Tâche 1: Veuillez recopier l’interview de Vincent Cassel depuis « Henri, c’est l’anti-Mesrine? » jusqu’à « de losers magnifiques. » inclus.
Tâche 2: Poursuivez l’interview de Vincent Cassel à partir de sa dernière phrase.

Extrait fourni:
=-=-=

Dans Le Monde est à toi, le polar nerveux et comique de Romain Gavras qui a fait bidonner les festivaliers, il incarne un loser absolu, ex-taulard très à côté de la plaque. Jouissif !
par ALEXANDRE CARINI l y avait De Niro dans Jacky Brown, il y a désormais Vincent Cassel dans Le Monde est à toi ! Un film de malfrats digne d’Affreux sales et méchants, où Vincent Cassel incarne Henri, malfrat bas du plafond qui vient de sortir de prison, ex-beau père d’une petite frappe de banlieue (Karim Leklou) auquel il sert d’homme de main. Un loser absolu et magnifique, complètement déphasé et hypnotisé par les thèses complotistes, pour lequel Cassel livre une composition dont il a le secret. Avec bedaine, barbiche, et yeux marron. Sur la terrasse du Five Seasons, on retrouve plutôt l’acteur gravure de mode, regard bleu glacial, élégance et classe virile: quel contraste! Interview punchy.
Henri, c’est l’anti-Mesrine? C’est sûr que c’est moins glorieux ! Mais Henri, il est tellement aux fraises que ça en fait un personnage attachant, je crois. Il a un bon fond
Dans Le Monde est à toi, la galerie de portraits est particulièrement gratinée, entre une petite frappe (Karim Leklou) qui veut devenir Mister Freeze au Maghreb, sa mère castratrice bling-bling et voleuse (Isabelle Adjani), un caïd euphorisé, une michetonneuse (Oulaya Amamra)? Romain et moi avons une fascination pour les comédies italiennes des années 1960, avec tous ces personnages de losers magnifiques.

=-=-=

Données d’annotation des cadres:

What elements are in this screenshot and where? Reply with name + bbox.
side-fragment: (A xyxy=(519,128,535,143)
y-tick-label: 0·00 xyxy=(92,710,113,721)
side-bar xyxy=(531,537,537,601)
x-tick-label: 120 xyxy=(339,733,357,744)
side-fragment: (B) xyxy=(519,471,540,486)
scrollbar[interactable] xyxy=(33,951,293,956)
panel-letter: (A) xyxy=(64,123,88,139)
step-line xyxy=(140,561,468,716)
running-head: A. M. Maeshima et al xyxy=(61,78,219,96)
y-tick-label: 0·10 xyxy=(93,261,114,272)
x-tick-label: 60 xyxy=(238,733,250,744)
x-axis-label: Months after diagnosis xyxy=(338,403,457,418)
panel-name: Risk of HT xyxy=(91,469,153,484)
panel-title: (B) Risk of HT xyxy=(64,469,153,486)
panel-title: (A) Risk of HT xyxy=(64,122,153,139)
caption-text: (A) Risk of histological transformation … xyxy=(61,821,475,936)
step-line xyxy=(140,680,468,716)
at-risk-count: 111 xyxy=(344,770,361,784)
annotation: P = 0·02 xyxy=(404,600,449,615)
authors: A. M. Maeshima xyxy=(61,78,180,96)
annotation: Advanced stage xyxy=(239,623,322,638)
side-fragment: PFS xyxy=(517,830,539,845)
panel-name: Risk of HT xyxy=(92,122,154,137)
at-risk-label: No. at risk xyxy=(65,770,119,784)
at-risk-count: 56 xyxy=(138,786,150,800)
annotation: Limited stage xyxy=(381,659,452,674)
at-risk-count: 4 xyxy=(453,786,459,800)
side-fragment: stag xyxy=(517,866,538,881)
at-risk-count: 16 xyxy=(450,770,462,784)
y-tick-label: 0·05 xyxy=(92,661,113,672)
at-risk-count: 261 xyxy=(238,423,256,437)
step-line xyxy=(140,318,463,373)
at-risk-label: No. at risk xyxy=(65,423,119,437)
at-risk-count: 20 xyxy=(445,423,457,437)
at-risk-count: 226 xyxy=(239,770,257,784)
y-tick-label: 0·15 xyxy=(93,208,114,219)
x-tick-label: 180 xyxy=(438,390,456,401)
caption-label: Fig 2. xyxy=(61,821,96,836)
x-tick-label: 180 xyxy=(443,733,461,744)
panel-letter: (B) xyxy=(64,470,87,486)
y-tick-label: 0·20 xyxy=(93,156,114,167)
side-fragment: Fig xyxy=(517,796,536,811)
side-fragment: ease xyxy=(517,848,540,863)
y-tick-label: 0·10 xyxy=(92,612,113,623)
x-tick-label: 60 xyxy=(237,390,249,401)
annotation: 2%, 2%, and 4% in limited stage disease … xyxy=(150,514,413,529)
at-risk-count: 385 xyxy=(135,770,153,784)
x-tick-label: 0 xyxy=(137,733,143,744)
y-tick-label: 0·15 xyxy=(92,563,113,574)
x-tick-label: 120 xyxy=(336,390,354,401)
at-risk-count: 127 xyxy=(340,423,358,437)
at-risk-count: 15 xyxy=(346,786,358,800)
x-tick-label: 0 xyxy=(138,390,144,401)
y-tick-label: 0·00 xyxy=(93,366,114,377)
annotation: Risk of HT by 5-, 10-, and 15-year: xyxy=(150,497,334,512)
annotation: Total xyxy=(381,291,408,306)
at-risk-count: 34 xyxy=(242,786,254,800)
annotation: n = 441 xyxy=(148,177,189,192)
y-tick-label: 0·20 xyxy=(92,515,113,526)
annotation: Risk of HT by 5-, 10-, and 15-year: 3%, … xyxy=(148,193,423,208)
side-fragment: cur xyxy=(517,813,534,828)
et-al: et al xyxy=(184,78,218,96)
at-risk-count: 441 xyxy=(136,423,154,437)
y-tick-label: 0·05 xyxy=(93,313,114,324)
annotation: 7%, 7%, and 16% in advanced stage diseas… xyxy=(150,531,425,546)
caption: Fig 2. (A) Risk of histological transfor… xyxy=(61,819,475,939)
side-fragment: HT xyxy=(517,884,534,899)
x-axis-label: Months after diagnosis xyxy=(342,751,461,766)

=-=-=

Résultat 1:
Henri, c’est l’anti-Mesrine? C’est sûr que c’est moins glorieux ! Mais Henri, il est tellement aux fraises que ça en fait un personnage attachant, je crois. Il a un bon fond
Dans Le Monde est à toi, la galerie de portraits est particulièrement gratinée, entre une petite frappe (Karim Leklou) qui veut devenir Mister Freeze au Maghreb, sa mère castratrice bling-bling et voleuse (Isabelle Adjani), un caïd euphorisé, une michetonneuse (Oulaya Amamra)? Romain et moi avons une fascination pour les comédies italiennes des années 1960, avec tous ces personnages de losers magnifiques.

Résultat 2:
Henri, est vraiment en fin de course. C’est l’âge venant que vous pouvez l’interpréter ? Moi, je joue ce qu’on me propose. Mais vous savez,Vinz’ dans La Haine, ce n’était pas non plus un winner !
Votre composition tient aussi dans la transformation physique. Le goût de la métamorphose ? Oui, j’aime bien. Il fallait structurer ce personnage avec deux trois trucs, chez des gens qui me font penser à Henri, comme Jeannot, un pseudochanteur au Brésil. C’est un gars qui a raté une bonne partie de sa vie parce qu’il était derrière les barreaux, et donc déconnecté de la modernité.
Romain Gavras, avec lequel vous avez tourné Notre jour viendra c’est aussi une fidélité en amitié ? Nous sommes très amis, mais j’apprends aussi énormément et je m’amuse vraiment beaucoup à travailler avec lui. Il me fait faire des choses que personne d’autre ne me demande !
Et votre première fois avec Isabelle Adjani? On est toujours un peu impressionné de tourner avec des grandes actrices de cet acabit. On se dit : “J’espère qu’elle ne va pas faire des crises...” Et, en fait, elle est extraordinaire, d’un professionnalisme absolu, elle connaît le texte, elle bosse, c’est un plaisir de l’avoir avec nous, et c’est fantastique qu’elle se soit lancée là-dedans. Mais c’est vrai que si on n’a pas ce genre d’aventures dans une longue carrière, au bout de quelques années, on s’emmerde.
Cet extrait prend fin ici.